→ Objective: Write out the whole listing exactly as it stands.

→ Material shown:
------------------------------
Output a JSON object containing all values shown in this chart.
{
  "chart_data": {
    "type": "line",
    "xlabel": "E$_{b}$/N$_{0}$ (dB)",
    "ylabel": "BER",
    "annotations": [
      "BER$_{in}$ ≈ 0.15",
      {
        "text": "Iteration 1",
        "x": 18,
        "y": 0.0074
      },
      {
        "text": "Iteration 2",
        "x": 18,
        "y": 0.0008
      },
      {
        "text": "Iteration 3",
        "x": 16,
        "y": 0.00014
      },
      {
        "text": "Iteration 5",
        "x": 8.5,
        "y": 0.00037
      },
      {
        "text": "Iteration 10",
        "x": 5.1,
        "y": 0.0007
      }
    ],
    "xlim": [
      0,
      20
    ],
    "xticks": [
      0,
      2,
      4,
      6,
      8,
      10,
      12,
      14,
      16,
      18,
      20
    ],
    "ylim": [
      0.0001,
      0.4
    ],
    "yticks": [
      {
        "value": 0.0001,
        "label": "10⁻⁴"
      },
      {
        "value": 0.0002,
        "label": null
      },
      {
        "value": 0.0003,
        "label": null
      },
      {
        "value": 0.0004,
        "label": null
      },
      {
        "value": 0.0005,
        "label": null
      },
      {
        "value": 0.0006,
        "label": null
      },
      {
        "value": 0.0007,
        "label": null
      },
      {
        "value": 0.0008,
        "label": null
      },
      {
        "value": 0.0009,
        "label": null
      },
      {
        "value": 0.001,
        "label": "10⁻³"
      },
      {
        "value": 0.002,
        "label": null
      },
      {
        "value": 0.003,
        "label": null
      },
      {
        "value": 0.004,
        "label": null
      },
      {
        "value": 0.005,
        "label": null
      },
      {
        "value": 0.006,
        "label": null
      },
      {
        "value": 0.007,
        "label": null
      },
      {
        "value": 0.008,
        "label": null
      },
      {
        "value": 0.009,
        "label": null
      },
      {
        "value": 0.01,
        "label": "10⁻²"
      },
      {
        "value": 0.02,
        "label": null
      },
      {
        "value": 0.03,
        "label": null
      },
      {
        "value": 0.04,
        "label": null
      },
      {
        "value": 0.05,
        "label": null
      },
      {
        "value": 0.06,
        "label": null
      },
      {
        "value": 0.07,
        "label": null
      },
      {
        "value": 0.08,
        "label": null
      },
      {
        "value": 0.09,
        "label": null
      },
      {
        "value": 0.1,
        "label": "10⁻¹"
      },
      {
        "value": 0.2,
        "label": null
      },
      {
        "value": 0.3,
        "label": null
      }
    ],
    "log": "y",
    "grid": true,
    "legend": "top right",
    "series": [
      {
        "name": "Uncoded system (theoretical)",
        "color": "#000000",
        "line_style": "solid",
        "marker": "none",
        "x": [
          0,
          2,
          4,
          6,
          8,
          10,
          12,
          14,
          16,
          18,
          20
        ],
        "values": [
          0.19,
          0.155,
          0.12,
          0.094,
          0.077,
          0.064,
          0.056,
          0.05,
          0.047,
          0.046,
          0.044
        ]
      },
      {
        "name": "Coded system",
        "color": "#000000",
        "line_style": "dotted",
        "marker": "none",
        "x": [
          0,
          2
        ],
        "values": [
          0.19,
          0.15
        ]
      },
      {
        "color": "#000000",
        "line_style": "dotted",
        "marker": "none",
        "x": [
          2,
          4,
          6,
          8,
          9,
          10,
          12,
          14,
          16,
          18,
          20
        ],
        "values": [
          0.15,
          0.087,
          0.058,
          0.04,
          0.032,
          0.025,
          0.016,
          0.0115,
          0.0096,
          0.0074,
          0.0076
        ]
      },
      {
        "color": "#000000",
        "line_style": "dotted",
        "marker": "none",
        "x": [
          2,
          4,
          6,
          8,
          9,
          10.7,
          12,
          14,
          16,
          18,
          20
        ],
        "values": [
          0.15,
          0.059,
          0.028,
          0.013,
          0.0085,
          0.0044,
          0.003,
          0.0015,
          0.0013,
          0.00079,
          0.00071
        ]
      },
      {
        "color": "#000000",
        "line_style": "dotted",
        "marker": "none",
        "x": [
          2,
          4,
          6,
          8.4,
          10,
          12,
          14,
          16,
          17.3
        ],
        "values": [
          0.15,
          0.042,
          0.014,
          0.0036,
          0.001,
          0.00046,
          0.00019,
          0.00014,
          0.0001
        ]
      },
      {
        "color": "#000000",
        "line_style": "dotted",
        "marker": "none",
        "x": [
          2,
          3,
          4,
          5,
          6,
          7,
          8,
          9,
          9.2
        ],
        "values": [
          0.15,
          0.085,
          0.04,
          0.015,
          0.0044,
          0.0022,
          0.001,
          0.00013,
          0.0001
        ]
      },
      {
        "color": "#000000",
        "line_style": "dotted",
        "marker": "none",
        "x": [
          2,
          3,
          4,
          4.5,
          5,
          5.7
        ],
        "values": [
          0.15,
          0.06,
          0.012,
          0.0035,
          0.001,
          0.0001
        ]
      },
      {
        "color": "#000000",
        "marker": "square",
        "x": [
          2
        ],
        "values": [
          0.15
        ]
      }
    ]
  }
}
------------------------------
→ Answer for the task:
Output a JSON object containing all values shown in this chart.
{
  "chart_data": {
    "type": "line",
    "xlabel": "E$_{b}$/N$_{0}$ (dB)",
    "ylabel": "BER",
    "annotations": [
      "BER$_{in}$ ≈ 0.15",
      {
        "text": "Iteration 1",
        "x": 18,
        "y": 0.0074
      },
      {
        "text": "Iteration 2",
        "x": 18,
        "y": 0.0008
      },
      {
        "text": "Iteration 3",
        "x": 16,
        "y": 0.00014
      },
      {
        "text": "Iteration 5",
        "x": 8.5,
        "y": 0.00037
      },
      {
        "text": "Iteration 10",
        "x": 5.1,
        "y": 0.0007
      }
    ],
    "xlim": [
      0,
      20
    ],
    "xticks": [
      0,
      2,
      4,
      6,
      8,
      10,
      12,
      14,
      16,
      18,
      20
    ],
    "ylim": [
      0.0001,
      0.4
    ],
    "yticks": [
      {
        "value": 0.0001,
        "label": "10⁻⁴"
      },
      {
        "value": 0.0002,
        "label": null
      },
      {
        "value": 0.0003,
        "label": null
      },
      {
        "value": 0.0004,
        "label": null
      },
      {
        "value": 0.0005,
        "label": null
      },
      {
        "value": 0.0006,
        "label": null
      },
      {
        "value": 0.0007,
        "label": null
      },
      {
        "value": 0.0008,
        "label": null
      },
      {
        "value": 0.0009,
        "label": null
      },
      {
        "value": 0.001,
        "label": "10⁻³"
      },
      {
        "value": 0.002,
        "label": null
      },
      {
        "value": 0.003,
        "label": null
      },
      {
        "value": 0.004,
        "label": null
      },
      {
        "value": 0.005,
        "label": null
      },
      {
        "value": 0.006,
        "label": null
      },
      {
        "value": 0.007,
        "label": null
      },
      {
        "value": 0.008,
        "label": null
      },
      {
        "value": 0.009,
        "label": null
      },
      {
        "value": 0.01,
        "label": "10⁻²"
      },
      {
        "value": 0.02,
        "label": null
      },
      {
        "value": 0.03,
        "label": null
      },
      {
        "value": 0.04,
        "label": null
      },
      {
        "value": 0.05,
        "label": null
      },
      {
        "value": 0.06,
        "label": null
      },
      {
        "value": 0.07,
        "label": null
      },
      {
        "value": 0.08,
        "label": null
      },
      {
        "value": 0.09,
        "label": null
      },
      {
        "value": 0.1,
        "label": "10⁻¹"
      },
      {
        "value": 0.2,
        "label": null
      },
      {
        "value": 0.3,
        "label": null
      }
    ],
    "log": "y",
    "grid": true,
    "legend": "top right",
    "series": [
      {
        "name": "Uncoded system (theoretical)",
        "color": "#000000",
        "line_style": "solid",
        "marker": "none",
        "x": [
          0,
          2,
          4,
          6,
          8,
          10,
          12,
          14,
          16,
          18,
          20
        ],
        "values": [
          0.19,
          0.155,
          0.12,
          0.094,
          0.077,
          0.064,
          0.056,
          0.05,
          0.047,
          0.046,
          0.044
        ]
      },
      {
        "name": "Coded system",
        "color": "#000000",
        "line_style": "dotted",
        "marker": "none",
        "x": [
          0,
          2
        ],
        "values": [
          0.19,
          0.15
        ]
      },
      {
        "color": "#000000",
        "line_style": "dotted",
        "marker": "none",
        "x": [
          2,
          4,
          6,
          8,
          9,
          10,
          12,
          14,
          16,
          18,
          20
        ],
        "values": [
          0.15,
          0.087,
          0.058,
          0.04,
          0.032,
          0.025,
          0.016,
          0.0115,
          0.0096,
          0.0074,
          0.0076
        ]
      },
      {
        "color": "#000000",
        "line_style": "dotted",
        "marker": "none",
        "x": [
          2,
          4,
          6,
          8,
          9,
          10.7,
          12,
          14,
          16,
          18,
          20
        ],
        "values": [
          0.15,
          0.059,
          0.028,
          0.013,
          0.0085,
          0.0044,
          0.003,
          0.0015,
          0.0013,
          0.00079,
          0.00071
        ]
      },
      {
        "color": "#000000",
        "line_style": "dotted",
        "marker": "none",
        "x": [
          2,
          4,
          6,
          8.4,
          10,
          12,
          14,
          16,
          17.3
        ],
        "values": [
          0.15,
          0.042,
          0.014,
          0.0036,
          0.001,
          0.00046,
          0.00019,
          0.00014,
          0.0001
        ]
      },
      {
        "color": "#000000",
        "line_style": "dotted",
        "marker": "none",
        "x": [
          2,
          3,
          4,
          5,
          6,
          7,
          8,
          9,
          9.2
        ],
        "values": [
          0.15,
          0.085,
          0.04,
          0.015,
          0.0044,
          0.0022,
          0.001,
          0.00013,
          0.0001
        ]
      },
      {
        "color": "#000000",
        "line_style": "dotted",
        "marker": "none",
        "x": [
          2,
          3,
          4,
          4.5,
          5,
          5.7
        ],
        "values": [
          0.15,
          0.06,
          0.012,
          0.0035,
          0.001,
          0.0001
        ]
      },
      {
        "color": "#000000",
        "marker": "square",
        "x": [
          2
        ],
        "values": [
          0.15
        ]
      }
    ]
  }
}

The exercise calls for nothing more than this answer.